**REQUIREMENT**. Give the entries again, word for word.

[Stored records]
+ + + +

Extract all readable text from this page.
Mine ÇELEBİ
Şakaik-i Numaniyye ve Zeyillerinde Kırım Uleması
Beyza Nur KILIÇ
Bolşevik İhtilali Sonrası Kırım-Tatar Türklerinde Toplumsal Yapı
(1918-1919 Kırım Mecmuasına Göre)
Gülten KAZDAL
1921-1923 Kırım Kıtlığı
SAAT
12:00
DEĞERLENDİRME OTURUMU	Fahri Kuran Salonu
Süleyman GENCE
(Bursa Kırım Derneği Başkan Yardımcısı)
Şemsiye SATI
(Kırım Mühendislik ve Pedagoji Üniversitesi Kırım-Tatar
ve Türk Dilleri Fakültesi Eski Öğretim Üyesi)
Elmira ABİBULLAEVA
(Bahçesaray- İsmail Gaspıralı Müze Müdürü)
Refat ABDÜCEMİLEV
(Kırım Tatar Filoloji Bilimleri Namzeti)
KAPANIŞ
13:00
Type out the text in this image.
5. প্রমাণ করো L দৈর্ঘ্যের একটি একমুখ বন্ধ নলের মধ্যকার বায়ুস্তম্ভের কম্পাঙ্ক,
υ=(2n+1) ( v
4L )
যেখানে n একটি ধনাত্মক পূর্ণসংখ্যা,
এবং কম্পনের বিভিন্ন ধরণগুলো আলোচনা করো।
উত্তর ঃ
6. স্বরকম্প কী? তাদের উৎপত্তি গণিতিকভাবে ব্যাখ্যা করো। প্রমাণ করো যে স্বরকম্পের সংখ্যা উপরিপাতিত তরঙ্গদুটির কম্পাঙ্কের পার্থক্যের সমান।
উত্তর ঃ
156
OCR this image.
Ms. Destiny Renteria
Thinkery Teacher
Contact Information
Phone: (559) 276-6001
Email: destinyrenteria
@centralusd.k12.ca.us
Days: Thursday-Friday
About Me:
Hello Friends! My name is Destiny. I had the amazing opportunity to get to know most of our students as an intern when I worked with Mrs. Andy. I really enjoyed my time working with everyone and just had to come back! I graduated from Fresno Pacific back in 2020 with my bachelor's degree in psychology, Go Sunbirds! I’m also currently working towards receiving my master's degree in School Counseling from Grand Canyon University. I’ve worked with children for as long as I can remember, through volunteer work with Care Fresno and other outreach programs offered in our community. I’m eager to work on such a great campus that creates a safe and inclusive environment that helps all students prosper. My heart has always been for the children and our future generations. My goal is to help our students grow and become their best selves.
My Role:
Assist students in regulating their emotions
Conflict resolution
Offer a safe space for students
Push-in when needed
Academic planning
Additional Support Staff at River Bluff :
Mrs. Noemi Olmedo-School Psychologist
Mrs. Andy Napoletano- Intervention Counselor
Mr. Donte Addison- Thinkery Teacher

+ + + +

**RESULT FOR THIS EXERCISE**.
Extract all readable text from this page.
Mine ÇELEBİ
Şakaik-i Numaniyye ve Zeyillerinde Kırım Uleması
Beyza Nur KILIÇ
Bolşevik İhtilali Sonrası Kırım-Tatar Türklerinde Toplumsal Yapı
(1918-1919 Kırım Mecmuasına Göre)
Gülten KAZDAL
1921-1923 Kırım Kıtlığı
SAAT
12:00
DEĞERLENDİRME OTURUMU	Fahri Kuran Salonu
Süleyman GENCE
(Bursa Kırım Derneği Başkan Yardımcısı)
Şemsiye SATI
(Kırım Mühendislik ve Pedagoji Üniversitesi Kırım-Tatar
ve Türk Dilleri Fakültesi Eski Öğretim Üyesi)
Elmira ABİBULLAEVA
(Bahçesaray- İsmail Gaspıralı Müze Müdürü)
Refat ABDÜCEMİLEV
(Kırım Tatar Filoloji Bilimleri Namzeti)
KAPANIŞ
13:00
Type out the text in this image.
5. প্রমাণ করো L দৈর্ঘ্যের একটি একমুখ বন্ধ নলের মধ্যকার বায়ুস্তম্ভের কম্পাঙ্ক,
υ=(2n+1) ( v
4L )
যেখানে n একটি ধনাত্মক পূর্ণসংখ্যা,
এবং কম্পনের বিভিন্ন ধরণগুলো আলোচনা করো।
উত্তর ঃ
6. স্বরকম্প কী? তাদের উৎপত্তি গণিতিকভাবে ব্যাখ্যা করো। প্রমাণ করো যে স্বরকম্পের সংখ্যা উপরিপাতিত তরঙ্গদুটির কম্পাঙ্কের পার্থক্যের সমান।
উত্তর ঃ
156
OCR this image.
Ms. Destiny Renteria
Thinkery Teacher
Contact Information
Phone: (559) 276-6001
Email: destinyrenteria
@centralusd.k12.ca.us
Days: Thursday-Friday
About Me:
Hello Friends! My name is Destiny. I had the amazing opportunity to get to know most of our students as an intern when I worked with Mrs. Andy. I really enjoyed my time working with everyone and just had to come back! I graduated from Fresno Pacific back in 2020 with my bachelor's degree in psychology, Go Sunbirds! I’m also currently working towards receiving my master's degree in School Counseling from Grand Canyon University. I’ve worked with children for as long as I can remember, through volunteer work with Care Fresno and other outreach programs offered in our community. I’m eager to work on such a great campus that creates a safe and inclusive environment that helps all students prosper. My heart has always been for the children and our future generations. My goal is to help our students grow and become their best selves.
My Role:
Assist students in regulating their emotions
Conflict resolution
Offer a safe space for students
Push-in when needed
Academic planning
Additional Support Staff at River Bluff :
Mrs. Noemi Olmedo-School Psychologist
Mrs. Andy Napoletano- Intervention Counselor
Mr. Donte Addison- Thinkery Teacher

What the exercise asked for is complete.